> Data for this exercise:
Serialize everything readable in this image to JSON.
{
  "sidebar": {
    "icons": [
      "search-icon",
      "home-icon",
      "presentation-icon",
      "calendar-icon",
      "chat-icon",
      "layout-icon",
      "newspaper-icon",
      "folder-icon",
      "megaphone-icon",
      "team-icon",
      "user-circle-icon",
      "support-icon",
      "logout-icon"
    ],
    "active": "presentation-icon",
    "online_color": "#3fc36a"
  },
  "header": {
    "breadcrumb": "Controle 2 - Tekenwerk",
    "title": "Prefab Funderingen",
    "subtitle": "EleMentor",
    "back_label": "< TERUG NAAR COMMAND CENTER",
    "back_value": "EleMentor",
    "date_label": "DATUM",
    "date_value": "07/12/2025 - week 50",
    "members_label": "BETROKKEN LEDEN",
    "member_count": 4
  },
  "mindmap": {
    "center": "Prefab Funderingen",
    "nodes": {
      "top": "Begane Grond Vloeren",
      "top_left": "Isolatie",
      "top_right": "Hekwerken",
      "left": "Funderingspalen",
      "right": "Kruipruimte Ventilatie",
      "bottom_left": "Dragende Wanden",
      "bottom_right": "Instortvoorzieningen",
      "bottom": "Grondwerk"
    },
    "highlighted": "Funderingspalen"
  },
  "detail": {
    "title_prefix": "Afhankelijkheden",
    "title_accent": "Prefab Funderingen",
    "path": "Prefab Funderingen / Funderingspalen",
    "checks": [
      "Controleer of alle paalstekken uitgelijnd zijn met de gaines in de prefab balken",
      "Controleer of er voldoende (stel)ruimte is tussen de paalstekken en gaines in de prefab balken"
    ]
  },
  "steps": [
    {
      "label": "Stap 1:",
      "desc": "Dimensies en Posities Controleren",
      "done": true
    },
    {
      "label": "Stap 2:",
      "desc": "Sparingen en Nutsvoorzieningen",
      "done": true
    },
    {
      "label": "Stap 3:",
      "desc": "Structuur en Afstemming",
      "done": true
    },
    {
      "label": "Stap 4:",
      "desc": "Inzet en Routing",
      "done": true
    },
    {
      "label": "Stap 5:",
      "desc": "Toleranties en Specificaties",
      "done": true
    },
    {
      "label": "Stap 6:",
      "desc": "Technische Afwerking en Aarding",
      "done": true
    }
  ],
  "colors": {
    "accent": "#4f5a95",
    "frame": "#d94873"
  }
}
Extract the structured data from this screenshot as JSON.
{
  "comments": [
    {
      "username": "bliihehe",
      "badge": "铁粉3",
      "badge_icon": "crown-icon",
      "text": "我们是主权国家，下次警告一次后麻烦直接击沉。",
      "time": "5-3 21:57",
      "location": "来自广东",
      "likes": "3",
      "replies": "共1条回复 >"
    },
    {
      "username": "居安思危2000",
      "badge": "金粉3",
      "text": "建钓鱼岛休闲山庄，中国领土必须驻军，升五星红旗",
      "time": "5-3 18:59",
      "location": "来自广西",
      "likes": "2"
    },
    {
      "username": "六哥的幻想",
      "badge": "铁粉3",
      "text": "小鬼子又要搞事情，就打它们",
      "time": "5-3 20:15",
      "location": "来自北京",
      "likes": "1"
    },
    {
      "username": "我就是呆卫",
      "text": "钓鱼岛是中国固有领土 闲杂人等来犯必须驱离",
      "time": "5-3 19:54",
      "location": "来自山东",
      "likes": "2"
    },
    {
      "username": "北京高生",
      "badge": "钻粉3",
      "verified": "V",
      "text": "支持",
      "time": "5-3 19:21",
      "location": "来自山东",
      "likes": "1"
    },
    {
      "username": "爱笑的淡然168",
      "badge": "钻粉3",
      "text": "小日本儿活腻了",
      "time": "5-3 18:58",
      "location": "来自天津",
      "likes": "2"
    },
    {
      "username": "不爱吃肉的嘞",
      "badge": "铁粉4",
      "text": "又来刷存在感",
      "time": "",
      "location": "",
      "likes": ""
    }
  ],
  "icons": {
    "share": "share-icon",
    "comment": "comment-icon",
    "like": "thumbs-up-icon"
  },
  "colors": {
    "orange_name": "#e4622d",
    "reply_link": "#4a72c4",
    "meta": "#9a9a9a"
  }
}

> Given instruction:
Report only the number of lines in the data above that contain "JSON".

> Solution below:
2